* **Information given**

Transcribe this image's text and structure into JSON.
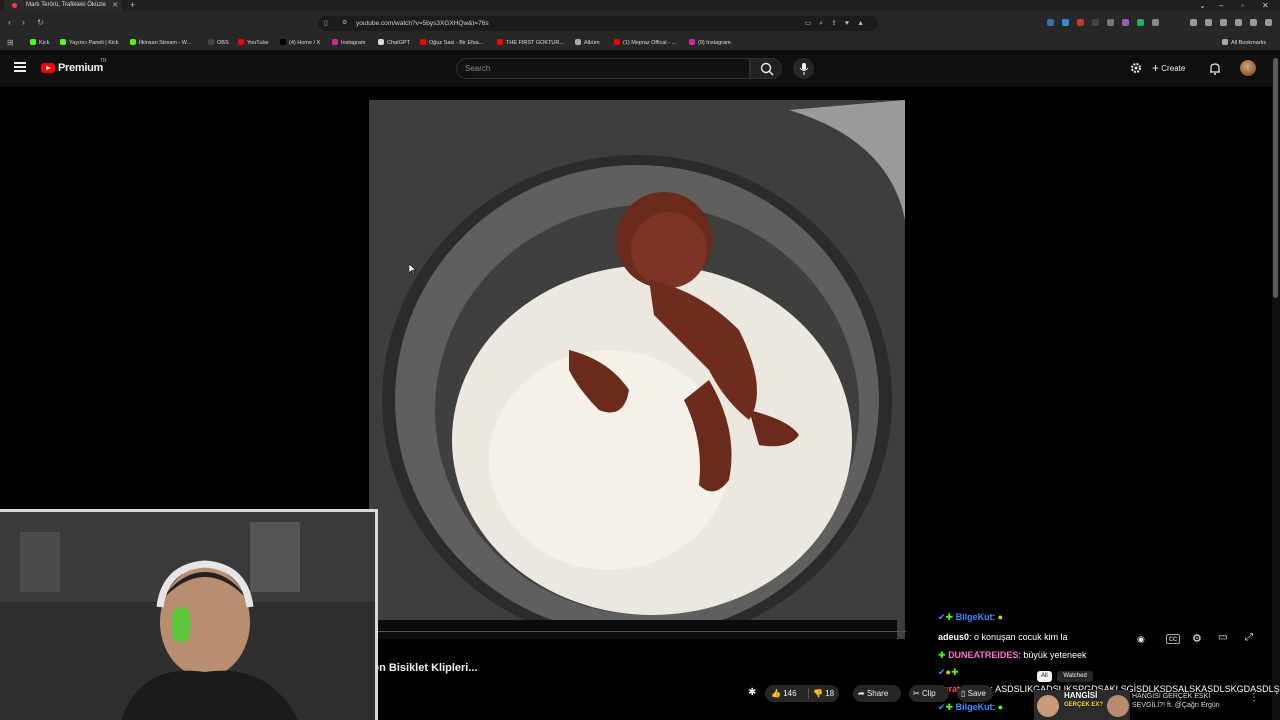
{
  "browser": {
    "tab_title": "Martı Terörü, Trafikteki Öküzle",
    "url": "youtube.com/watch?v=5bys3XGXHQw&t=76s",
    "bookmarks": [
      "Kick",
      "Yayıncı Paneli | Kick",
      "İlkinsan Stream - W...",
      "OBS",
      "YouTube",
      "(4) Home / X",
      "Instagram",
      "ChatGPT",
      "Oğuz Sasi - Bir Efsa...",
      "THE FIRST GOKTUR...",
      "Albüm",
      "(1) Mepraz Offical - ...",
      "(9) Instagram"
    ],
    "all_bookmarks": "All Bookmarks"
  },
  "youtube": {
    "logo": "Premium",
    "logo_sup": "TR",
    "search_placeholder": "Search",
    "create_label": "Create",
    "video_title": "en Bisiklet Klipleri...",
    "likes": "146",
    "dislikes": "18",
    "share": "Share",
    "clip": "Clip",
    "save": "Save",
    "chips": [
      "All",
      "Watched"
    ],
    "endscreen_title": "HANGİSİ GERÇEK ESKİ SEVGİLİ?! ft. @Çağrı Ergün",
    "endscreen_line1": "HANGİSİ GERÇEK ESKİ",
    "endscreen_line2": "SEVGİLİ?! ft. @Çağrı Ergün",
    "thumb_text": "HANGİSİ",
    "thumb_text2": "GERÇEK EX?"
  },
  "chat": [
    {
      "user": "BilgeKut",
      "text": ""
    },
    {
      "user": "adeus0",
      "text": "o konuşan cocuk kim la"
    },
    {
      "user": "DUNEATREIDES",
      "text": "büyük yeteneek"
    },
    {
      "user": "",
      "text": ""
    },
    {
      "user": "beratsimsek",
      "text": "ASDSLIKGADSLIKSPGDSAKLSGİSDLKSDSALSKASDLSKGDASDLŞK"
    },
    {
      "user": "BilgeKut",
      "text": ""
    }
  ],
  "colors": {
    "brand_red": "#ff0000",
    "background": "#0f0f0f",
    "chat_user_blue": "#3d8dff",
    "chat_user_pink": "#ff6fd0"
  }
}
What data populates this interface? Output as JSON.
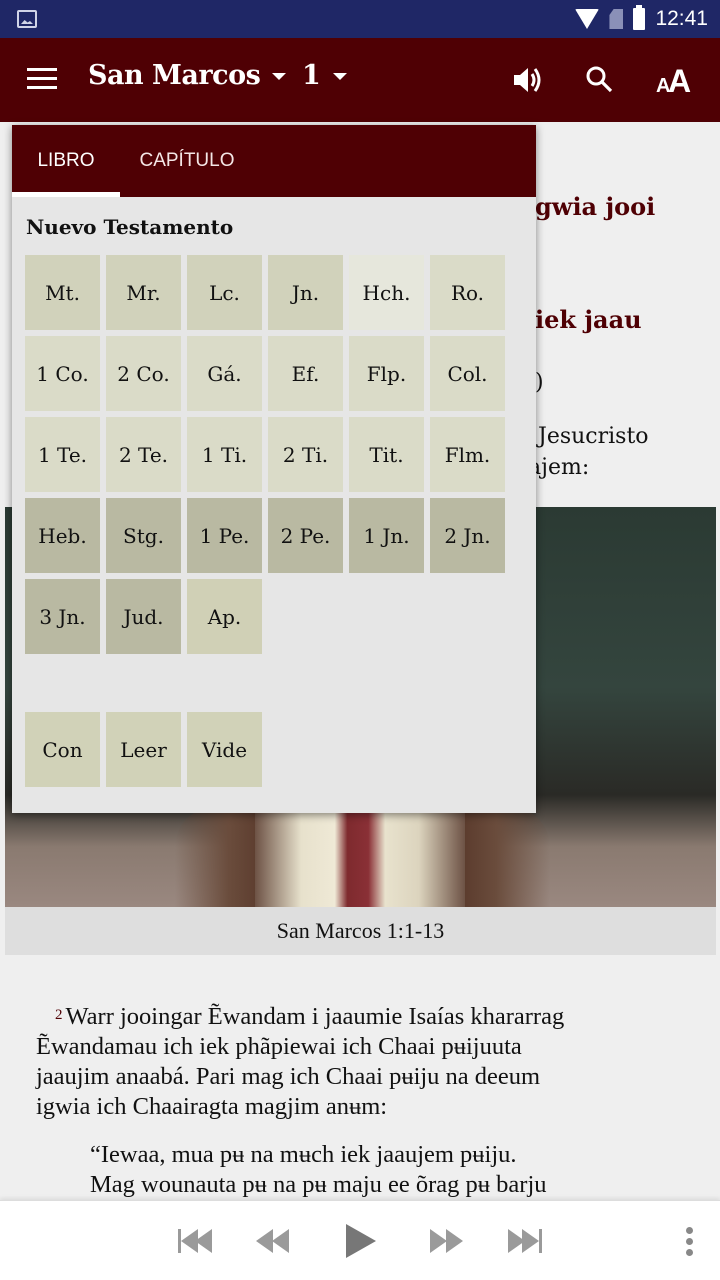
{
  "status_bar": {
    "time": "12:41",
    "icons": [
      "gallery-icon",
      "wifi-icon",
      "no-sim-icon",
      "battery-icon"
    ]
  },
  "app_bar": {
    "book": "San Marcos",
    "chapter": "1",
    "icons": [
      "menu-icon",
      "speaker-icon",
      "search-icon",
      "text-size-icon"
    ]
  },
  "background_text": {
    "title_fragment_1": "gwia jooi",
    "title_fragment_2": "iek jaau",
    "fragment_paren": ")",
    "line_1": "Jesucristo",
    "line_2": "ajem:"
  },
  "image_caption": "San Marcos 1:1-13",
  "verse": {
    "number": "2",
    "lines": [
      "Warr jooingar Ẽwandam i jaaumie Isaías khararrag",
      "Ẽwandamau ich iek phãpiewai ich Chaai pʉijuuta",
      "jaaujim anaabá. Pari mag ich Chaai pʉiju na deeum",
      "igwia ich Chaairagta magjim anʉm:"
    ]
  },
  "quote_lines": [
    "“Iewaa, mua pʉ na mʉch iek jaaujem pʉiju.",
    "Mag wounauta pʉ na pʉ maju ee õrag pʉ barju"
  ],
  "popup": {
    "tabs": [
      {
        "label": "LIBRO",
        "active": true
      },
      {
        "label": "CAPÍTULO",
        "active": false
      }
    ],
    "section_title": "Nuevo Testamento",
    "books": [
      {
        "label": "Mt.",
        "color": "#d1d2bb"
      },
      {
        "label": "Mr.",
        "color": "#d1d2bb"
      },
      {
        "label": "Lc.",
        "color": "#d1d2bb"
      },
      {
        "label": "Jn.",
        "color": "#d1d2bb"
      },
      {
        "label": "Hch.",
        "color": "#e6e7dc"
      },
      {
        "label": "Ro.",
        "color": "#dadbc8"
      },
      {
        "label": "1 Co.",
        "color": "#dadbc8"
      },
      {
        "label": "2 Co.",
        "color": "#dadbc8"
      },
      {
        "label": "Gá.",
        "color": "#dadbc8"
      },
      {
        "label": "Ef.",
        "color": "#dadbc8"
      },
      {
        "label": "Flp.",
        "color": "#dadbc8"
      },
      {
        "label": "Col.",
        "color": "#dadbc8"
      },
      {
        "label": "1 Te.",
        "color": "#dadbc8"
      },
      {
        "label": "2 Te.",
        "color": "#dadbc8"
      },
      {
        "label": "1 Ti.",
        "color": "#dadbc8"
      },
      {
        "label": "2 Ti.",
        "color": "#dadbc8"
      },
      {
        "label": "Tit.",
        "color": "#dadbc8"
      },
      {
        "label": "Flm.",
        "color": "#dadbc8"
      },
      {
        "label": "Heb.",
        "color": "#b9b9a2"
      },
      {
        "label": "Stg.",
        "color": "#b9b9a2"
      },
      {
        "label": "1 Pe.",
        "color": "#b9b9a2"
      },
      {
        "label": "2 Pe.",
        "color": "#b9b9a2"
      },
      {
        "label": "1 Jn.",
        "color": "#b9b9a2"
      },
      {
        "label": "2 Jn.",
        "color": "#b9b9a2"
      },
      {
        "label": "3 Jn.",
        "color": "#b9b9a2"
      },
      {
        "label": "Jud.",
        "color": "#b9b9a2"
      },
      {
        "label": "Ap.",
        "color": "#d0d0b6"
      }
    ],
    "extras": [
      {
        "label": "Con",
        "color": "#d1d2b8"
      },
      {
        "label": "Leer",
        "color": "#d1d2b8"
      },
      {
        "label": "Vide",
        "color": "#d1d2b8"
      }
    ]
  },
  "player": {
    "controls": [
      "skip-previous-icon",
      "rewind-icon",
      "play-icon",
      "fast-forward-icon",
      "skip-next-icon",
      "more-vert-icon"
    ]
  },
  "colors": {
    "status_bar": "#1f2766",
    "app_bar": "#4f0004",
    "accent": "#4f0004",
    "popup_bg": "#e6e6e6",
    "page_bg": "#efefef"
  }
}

* **Description of the task**
Give only the number of lines in the data that hold the string "JSON".

* **Final answer**
2